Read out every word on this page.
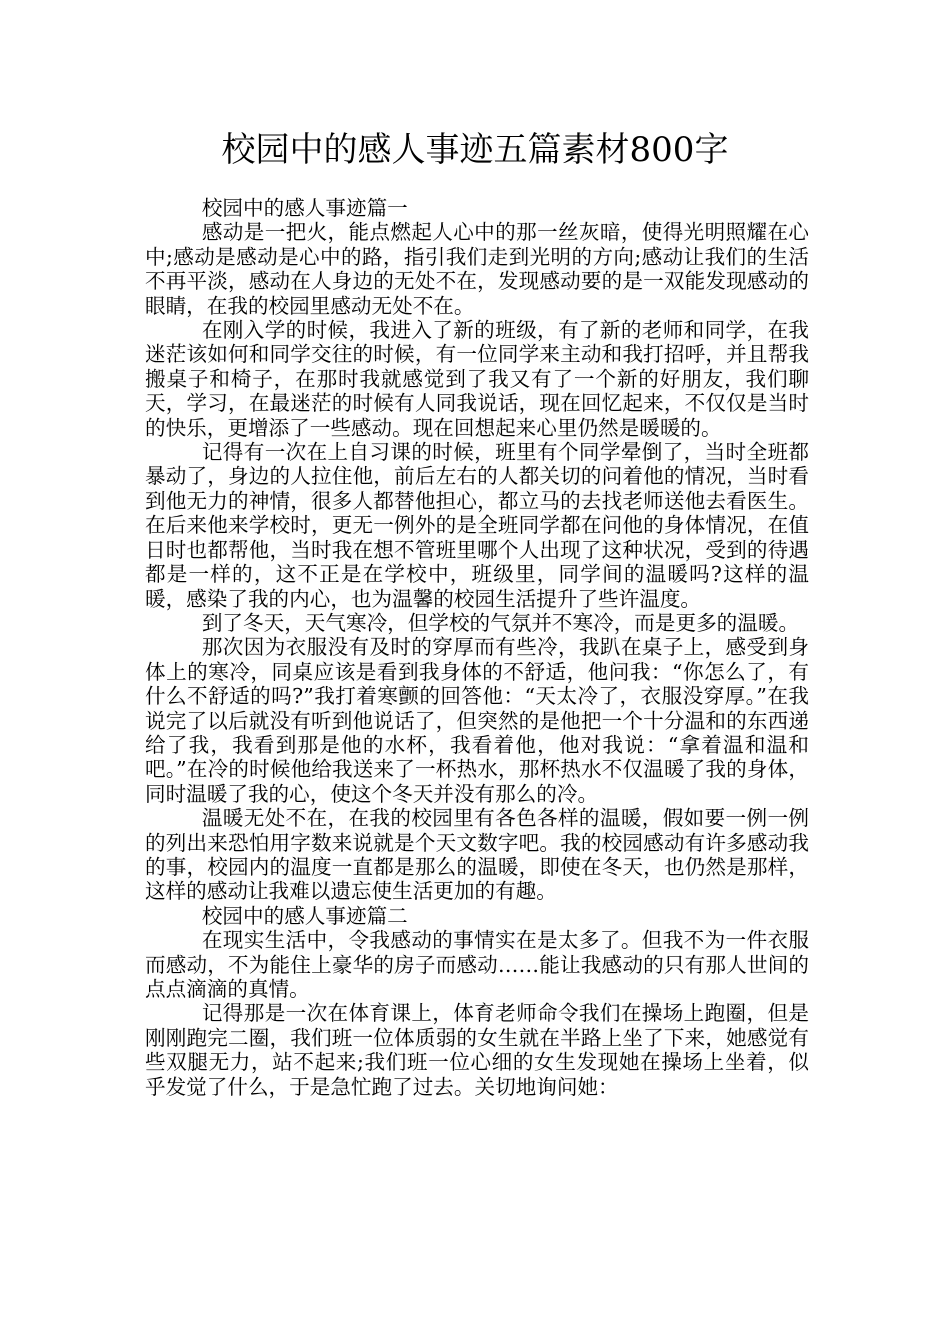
校园中的感人事迹五篇素材800字

校园中的感人事迹篇一

感动是一把火，能点燃起人心中的那一丝灰暗，使得光明照耀在心中;感动是感动是心中的路，指引我们走到光明的方向;感动让我们的生活不再平淡，感动在人身边的无处不在，发现感动要的是一双能发现感动的眼睛，在我的校园里感动无处不在。

在刚入学的时候，我进入了新的班级，有了新的老师和同学，在我迷茫该如何和同学交往的时候，有一位同学来主动和我打招呼，并且帮我搬桌子和椅子，在那时我就感觉到了我又有了一个新的好朋友，我们聊天，学习，在最迷茫的时候有人同我说话，现在回忆起来，不仅仅是当时的快乐，更增添了一些感动。现在回想起来心里仍然是暖暖的。

记得有一次在上自习课的时候，班里有个同学晕倒了，当时全班都暴动了，身边的人拉住他，前后左右的人都关切的问着他的情况，当时看到他无力的神情，很多人都替他担心，都立马的去找老师送他去看医生。在后来他来学校时，更无一例外的是全班同学都在问他的身体情况，在值日时也都帮他，当时我在想不管班里哪个人出现了这种状况，受到的待遇都是一样的，这不正是在学校中，班级里，同学间的温暖吗?这样的温暖，感染了我的内心，也为温馨的校园生活提升了些许温度。

到了冬天，天气寒冷，但学校的气氛并不寒冷，而是更多的温暖。

那次因为衣服没有及时的穿厚而有些冷，我趴在桌子上，感受到身体上的寒冷，同桌应该是看到我身体的不舒适，他问我：“你怎么了，有什么不舒适的吗?”我打着寒颤的回答他：“天太冷了，衣服没穿厚。”在我说完了以后就没有听到他说话了，但突然的是他把一个十分温和的东西递给了我，我看到那是他的水杯，我看着他，他对我说：“拿着温和温和吧。”在冷的时候他给我送来了一杯热水，那杯热水不仅温暖了我的身体，同时温暖了我的心，使这个冬天并没有那么的冷。

温暖无处不在，在我的校园里有各色各样的温暖，假如要一例一例的列出来恐怕用字数来说就是个天文数字吧。我的校园感动有许多感动我的事，校园内的温度一直都是那么的温暖，即使在冬天，也仍然是那样，这样的感动让我难以遗忘使生活更加的有趣。

校园中的感人事迹篇二

在现实生活中，令我感动的事情实在是太多了。但我不为一件衣服而感动，不为能住上豪华的房子而感动……能让我感动的只有那人世间的点点滴滴的真情。

记得那是一次在体育课上，体育老师命令我们在操场上跑圈，但是刚刚跑完二圈，我们班一位体质弱的女生就在半路上坐了下来，她感觉有些双腿无力，站不起来;我们班一位心细的女生发现她在操场上坐着，似乎发觉了什么，于是急忙跑了过去。关切地询问她：
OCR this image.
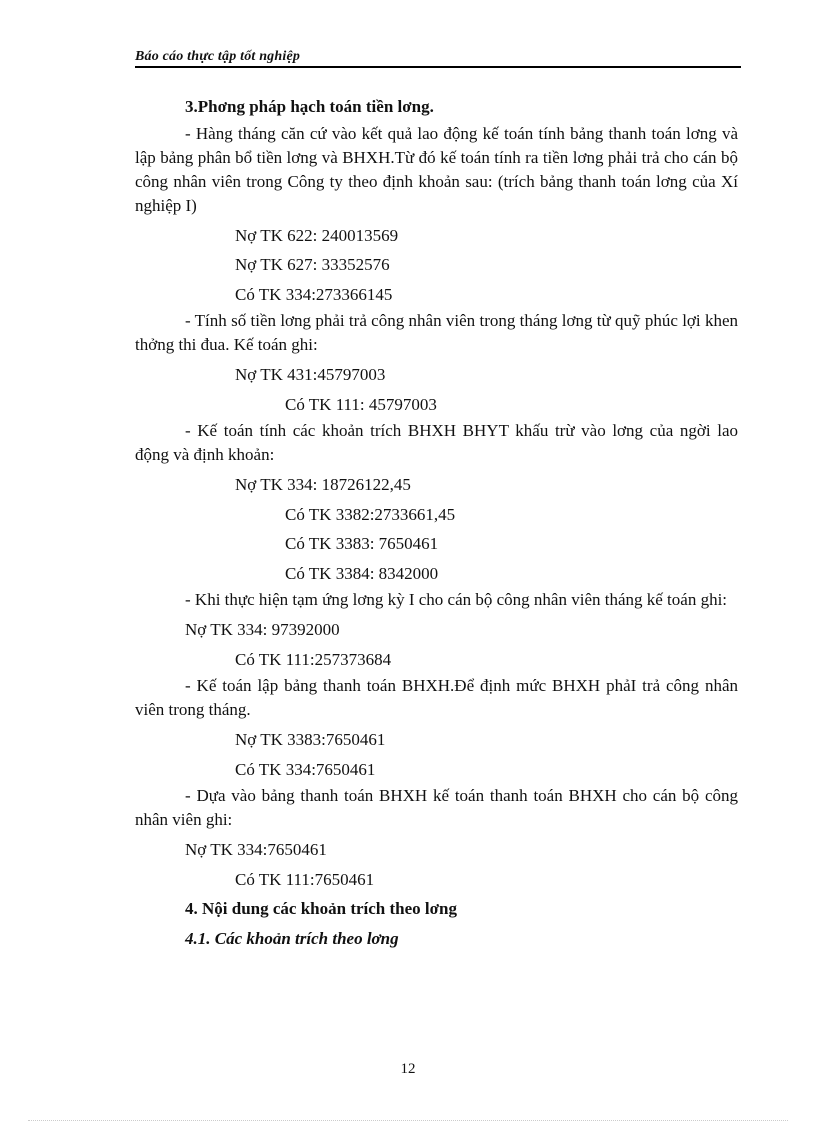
Báo cáo thực tập tốt nghiệp
3.Phơng pháp hạch toán tiền lơng.

- Hàng tháng căn cứ vào kết quả lao động kế toán tính bảng thanh toán lơng và lập bảng phân bổ tiền lơng và BHXH.Từ đó kế toán tính ra tiền lơng phải trả cho cán bộ công nhân viên trong Công ty theo định khoản sau: (trích bảng thanh toán lơng của Xí nghiệp I)

Nợ TK 622: 240013569
Nợ TK 627: 33352576
Có TK 334:273366145

- Tính số tiền lơng phải trả công nhân viên trong tháng lơng từ quỹ phúc lợi khen thởng thi đua. Kế toán ghi:

Nợ TK 431:45797003
Có TK 111: 45797003

- Kế toán tính các khoản trích BHXH BHYT khấu trừ vào lơng của ngời lao động và định khoản:

Nợ TK 334: 18726122,45
Có TK 3382:2733661,45
Có TK 3383: 7650461
Có TK 3384: 8342000

- Khi thực hiện tạm ứng lơng kỳ I cho cán bộ công nhân viên tháng kế toán ghi:

Nợ TK 334: 97392000
Có TK 111:257373684

- Kế toán lập bảng thanh toán BHXH.Để định mức BHXH phảI trả công nhân viên trong tháng.

Nợ TK 3383:7650461
Có TK 334:7650461

- Dựa vào bảng thanh toán BHXH kế toán thanh toán BHXH cho cán bộ công nhân viên ghi:

Nợ TK 334:7650461
Có TK 111:7650461
4. Nội dung các khoản trích theo lơng
4.1. Các khoản trích theo lơng
12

• GIVEN REQUEST: Search the records for the word "nghiệp". Copy every line that has it.

• THE OUTPUT:
Báo cáo thực tập tốt nghiệp
- Hàng tháng căn cứ vào kết quả lao động kế toán tính bảng thanh toán lơng và lập bảng phân bổ tiền lơng và BHXH.Từ đó kế toán tính ra tiền lơng phải trả cho cán bộ công nhân viên trong Công ty theo định khoản sau: (trích bảng thanh toán lơng của Xí nghiệp I)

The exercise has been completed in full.